(Stored data)
*****

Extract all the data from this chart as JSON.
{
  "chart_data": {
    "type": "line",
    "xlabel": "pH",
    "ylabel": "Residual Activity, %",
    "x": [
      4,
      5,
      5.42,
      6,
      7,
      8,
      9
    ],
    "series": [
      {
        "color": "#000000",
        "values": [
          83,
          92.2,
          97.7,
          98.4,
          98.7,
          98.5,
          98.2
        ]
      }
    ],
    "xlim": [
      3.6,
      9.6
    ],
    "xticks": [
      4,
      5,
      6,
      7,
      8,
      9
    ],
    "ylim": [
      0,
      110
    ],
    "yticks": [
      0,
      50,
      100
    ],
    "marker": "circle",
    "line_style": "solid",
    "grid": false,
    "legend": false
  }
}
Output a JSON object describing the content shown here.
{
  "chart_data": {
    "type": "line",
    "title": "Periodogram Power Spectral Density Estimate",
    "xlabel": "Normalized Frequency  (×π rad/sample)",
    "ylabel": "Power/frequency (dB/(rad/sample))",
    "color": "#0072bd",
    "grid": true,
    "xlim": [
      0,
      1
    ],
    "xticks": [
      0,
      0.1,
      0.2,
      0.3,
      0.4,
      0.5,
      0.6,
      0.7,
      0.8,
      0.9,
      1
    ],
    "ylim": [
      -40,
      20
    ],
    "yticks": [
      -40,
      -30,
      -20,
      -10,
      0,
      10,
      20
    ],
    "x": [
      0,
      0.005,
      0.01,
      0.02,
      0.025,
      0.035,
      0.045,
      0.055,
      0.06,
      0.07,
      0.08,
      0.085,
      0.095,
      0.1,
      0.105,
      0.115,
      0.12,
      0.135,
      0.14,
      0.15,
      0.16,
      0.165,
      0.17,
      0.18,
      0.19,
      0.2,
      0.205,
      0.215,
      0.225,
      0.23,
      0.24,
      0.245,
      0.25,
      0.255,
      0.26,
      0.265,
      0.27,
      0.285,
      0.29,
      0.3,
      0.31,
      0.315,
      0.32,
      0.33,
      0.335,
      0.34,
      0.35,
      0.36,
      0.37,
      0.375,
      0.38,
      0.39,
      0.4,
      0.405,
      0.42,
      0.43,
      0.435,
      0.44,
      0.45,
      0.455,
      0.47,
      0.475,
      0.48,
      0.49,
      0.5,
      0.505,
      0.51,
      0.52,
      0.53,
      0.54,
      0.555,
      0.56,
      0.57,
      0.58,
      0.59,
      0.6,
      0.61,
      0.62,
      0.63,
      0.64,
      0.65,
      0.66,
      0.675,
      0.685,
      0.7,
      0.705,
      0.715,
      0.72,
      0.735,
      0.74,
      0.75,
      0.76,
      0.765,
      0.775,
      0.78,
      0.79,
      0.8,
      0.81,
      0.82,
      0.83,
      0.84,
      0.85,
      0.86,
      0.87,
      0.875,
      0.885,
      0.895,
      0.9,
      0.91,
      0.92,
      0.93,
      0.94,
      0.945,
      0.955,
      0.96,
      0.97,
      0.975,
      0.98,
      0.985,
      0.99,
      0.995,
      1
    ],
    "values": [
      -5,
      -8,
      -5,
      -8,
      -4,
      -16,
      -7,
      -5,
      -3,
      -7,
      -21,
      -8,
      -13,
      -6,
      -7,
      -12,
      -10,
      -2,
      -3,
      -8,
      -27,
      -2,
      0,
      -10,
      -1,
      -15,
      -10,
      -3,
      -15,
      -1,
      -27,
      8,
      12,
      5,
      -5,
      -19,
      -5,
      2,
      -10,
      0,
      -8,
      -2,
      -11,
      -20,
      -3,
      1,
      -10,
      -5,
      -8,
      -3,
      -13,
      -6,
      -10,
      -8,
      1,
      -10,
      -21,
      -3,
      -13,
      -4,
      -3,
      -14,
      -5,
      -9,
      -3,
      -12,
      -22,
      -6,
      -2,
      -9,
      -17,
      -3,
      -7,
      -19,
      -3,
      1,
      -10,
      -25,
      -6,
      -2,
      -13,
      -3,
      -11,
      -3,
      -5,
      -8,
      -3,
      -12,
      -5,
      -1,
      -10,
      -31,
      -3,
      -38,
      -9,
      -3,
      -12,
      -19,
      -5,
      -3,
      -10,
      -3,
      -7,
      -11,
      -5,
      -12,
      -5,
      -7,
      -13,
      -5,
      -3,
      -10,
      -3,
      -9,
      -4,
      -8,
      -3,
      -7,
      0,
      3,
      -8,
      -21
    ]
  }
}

*****

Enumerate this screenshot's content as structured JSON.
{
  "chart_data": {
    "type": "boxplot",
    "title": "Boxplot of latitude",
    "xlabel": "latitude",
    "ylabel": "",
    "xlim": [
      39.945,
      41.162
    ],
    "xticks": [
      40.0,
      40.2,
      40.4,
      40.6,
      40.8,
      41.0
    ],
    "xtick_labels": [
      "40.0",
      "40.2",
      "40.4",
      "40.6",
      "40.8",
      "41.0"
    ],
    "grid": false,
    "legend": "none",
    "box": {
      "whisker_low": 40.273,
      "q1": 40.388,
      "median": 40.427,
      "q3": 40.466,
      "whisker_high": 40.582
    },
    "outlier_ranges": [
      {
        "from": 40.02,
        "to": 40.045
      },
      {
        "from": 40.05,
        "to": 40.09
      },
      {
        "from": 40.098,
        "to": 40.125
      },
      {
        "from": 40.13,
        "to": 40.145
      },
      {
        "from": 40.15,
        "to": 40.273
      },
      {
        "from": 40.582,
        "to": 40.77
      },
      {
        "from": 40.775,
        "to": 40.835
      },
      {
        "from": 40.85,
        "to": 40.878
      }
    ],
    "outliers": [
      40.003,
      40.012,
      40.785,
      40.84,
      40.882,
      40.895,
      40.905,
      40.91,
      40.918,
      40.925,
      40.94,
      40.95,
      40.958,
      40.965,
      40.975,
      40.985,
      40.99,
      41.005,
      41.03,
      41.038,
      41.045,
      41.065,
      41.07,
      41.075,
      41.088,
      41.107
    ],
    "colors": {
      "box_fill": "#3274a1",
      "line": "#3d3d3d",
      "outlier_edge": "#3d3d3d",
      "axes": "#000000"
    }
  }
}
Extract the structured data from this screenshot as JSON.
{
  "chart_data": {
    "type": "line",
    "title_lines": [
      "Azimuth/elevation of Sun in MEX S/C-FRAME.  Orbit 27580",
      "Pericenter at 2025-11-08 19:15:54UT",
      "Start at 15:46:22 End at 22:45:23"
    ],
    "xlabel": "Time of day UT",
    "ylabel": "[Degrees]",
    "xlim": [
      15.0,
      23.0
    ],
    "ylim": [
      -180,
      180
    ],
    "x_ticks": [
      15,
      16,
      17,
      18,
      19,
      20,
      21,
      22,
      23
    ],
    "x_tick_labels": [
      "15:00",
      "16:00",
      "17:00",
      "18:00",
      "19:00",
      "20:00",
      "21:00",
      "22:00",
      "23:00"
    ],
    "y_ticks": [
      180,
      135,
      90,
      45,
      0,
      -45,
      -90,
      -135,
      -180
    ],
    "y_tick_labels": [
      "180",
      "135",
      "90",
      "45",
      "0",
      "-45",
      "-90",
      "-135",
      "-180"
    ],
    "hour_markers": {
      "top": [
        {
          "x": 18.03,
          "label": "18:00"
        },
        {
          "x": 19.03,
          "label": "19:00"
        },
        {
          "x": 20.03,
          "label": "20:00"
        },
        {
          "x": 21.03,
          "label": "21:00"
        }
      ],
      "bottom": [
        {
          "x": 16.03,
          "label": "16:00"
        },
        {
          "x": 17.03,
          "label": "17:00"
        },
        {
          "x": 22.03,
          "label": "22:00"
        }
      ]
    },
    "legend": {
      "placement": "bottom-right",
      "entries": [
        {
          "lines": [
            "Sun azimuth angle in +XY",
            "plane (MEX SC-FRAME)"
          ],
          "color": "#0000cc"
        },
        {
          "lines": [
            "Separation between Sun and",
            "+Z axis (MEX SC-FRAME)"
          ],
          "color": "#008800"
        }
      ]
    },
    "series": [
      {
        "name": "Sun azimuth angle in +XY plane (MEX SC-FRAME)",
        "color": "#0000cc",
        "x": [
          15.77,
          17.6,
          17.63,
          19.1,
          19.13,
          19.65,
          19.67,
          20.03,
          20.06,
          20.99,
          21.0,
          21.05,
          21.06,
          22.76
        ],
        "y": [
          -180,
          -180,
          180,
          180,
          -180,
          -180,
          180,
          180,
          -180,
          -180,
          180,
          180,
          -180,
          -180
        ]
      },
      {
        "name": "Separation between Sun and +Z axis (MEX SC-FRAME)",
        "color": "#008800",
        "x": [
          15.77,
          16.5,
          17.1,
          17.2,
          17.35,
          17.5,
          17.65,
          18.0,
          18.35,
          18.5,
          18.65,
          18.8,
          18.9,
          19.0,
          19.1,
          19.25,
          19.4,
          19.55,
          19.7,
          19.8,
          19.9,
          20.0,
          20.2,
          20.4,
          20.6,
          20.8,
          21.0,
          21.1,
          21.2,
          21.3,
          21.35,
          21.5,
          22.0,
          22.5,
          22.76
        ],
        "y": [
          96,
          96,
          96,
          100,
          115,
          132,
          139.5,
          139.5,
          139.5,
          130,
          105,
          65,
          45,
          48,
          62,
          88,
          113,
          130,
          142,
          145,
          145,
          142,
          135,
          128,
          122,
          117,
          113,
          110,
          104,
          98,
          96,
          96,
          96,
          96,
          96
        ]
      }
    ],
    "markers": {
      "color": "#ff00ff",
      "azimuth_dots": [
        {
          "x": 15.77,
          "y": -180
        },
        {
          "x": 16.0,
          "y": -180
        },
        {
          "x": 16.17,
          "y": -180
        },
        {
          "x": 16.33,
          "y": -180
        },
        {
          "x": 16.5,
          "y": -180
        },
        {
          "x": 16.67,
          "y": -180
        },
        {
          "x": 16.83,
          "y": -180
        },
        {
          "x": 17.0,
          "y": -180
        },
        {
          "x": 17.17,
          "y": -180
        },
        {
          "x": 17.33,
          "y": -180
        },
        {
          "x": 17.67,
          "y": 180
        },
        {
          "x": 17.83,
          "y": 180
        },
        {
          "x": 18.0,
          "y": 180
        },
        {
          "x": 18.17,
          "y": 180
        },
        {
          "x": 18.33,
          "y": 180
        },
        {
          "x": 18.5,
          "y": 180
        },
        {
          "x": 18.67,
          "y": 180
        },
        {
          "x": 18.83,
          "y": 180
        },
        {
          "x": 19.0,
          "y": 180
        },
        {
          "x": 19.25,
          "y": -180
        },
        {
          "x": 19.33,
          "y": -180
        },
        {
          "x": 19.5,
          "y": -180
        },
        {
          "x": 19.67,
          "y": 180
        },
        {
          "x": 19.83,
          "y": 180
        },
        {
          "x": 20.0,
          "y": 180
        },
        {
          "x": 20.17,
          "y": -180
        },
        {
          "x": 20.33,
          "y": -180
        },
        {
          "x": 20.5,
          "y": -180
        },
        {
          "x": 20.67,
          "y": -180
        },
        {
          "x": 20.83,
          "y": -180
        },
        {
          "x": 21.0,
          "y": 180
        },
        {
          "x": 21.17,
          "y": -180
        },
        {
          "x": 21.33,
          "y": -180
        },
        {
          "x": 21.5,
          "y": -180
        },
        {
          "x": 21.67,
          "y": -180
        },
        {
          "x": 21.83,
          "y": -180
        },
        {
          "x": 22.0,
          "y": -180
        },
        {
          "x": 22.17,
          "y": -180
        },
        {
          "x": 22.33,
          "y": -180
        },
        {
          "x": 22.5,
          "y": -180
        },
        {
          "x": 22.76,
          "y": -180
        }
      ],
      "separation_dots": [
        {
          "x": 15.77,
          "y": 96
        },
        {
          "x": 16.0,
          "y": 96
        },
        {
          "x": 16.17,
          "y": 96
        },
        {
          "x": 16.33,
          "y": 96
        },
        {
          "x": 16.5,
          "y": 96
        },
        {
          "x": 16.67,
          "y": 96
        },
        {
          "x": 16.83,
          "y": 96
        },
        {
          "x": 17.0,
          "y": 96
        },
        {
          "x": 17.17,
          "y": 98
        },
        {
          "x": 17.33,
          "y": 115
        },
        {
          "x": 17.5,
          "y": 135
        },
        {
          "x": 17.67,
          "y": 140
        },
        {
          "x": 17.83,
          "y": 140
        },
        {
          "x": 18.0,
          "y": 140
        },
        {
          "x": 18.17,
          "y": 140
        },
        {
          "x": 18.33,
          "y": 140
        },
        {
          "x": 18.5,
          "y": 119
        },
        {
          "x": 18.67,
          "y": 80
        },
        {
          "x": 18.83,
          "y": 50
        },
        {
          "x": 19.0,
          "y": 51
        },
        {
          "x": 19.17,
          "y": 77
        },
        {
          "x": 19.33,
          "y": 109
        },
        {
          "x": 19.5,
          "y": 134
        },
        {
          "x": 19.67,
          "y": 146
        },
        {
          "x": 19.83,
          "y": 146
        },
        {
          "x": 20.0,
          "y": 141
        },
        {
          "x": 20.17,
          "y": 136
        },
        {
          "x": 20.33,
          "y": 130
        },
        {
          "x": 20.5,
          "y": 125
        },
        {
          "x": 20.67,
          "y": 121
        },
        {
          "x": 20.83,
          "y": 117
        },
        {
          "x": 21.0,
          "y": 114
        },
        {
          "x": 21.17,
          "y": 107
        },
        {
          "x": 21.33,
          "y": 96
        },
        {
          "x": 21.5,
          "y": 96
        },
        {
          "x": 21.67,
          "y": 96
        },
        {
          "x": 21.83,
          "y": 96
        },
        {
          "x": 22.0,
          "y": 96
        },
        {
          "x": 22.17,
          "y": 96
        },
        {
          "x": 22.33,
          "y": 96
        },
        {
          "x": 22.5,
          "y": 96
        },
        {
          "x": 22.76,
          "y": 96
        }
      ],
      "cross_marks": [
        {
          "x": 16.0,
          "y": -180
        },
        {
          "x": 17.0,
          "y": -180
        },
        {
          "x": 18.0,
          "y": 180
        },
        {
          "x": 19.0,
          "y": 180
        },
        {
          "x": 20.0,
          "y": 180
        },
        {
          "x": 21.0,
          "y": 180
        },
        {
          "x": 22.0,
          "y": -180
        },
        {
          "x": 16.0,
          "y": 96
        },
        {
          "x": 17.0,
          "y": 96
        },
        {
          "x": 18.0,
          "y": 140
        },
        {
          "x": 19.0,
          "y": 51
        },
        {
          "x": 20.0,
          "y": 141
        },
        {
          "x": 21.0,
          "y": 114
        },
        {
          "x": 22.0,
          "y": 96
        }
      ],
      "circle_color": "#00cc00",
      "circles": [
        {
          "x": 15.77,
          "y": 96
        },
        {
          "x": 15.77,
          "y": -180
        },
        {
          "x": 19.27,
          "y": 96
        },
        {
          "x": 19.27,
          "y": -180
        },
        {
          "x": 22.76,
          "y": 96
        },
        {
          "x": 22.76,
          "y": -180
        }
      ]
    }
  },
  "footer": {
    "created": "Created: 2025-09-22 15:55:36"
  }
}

*****

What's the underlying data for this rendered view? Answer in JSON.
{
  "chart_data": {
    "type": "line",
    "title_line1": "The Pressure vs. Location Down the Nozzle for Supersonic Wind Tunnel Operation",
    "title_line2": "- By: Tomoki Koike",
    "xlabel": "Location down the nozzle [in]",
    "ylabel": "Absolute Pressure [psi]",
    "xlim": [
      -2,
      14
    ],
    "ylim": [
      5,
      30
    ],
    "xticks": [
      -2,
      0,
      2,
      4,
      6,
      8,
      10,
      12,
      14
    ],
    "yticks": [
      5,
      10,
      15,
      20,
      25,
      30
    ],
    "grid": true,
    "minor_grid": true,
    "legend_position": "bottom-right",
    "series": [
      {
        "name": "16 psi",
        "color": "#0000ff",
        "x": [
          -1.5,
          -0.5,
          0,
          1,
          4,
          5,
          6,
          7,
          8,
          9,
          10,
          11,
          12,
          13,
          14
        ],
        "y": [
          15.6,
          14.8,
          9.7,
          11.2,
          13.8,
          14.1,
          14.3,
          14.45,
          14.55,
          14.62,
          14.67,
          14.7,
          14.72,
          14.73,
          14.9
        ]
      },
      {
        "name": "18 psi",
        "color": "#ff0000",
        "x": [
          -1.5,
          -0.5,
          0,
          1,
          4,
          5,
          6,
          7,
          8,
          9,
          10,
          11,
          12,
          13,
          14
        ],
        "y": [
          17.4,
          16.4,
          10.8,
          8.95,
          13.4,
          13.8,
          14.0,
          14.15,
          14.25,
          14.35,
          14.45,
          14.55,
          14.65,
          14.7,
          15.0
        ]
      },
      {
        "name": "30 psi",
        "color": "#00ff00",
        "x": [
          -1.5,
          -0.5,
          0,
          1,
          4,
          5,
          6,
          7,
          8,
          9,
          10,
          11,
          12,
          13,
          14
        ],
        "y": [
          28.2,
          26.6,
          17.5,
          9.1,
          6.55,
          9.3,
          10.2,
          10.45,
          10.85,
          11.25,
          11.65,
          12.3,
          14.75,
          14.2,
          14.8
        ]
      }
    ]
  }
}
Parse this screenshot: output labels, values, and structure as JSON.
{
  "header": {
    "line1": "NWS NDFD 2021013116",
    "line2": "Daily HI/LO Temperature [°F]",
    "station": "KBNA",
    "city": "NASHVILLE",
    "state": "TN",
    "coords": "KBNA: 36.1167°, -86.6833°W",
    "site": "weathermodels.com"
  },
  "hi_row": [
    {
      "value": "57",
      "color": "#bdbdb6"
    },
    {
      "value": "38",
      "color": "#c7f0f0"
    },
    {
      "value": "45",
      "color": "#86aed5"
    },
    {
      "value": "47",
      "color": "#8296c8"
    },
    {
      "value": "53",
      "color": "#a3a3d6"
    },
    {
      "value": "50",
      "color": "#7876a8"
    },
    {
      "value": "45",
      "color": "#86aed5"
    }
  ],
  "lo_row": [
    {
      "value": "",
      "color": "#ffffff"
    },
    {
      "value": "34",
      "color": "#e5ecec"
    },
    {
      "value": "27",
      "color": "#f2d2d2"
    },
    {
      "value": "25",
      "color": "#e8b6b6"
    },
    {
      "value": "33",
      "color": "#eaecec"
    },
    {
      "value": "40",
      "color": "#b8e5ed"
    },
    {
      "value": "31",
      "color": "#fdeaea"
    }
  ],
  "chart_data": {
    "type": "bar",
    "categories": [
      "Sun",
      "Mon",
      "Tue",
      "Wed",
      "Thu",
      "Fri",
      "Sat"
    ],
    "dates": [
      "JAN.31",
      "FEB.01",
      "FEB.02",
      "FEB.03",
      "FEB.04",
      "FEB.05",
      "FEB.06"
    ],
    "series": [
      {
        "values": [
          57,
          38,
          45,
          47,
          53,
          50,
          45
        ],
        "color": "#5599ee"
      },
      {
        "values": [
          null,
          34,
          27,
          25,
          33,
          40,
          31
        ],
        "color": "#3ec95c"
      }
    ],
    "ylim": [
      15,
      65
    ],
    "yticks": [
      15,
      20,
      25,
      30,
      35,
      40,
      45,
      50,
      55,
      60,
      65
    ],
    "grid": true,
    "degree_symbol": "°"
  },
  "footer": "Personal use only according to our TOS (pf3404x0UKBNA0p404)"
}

*****

Copy all lines above containing the string "content".

RESULT FOR THIS TASK:
Output a JSON object describing the content shown here.
Enumerate this screenshot's content as structured JSON.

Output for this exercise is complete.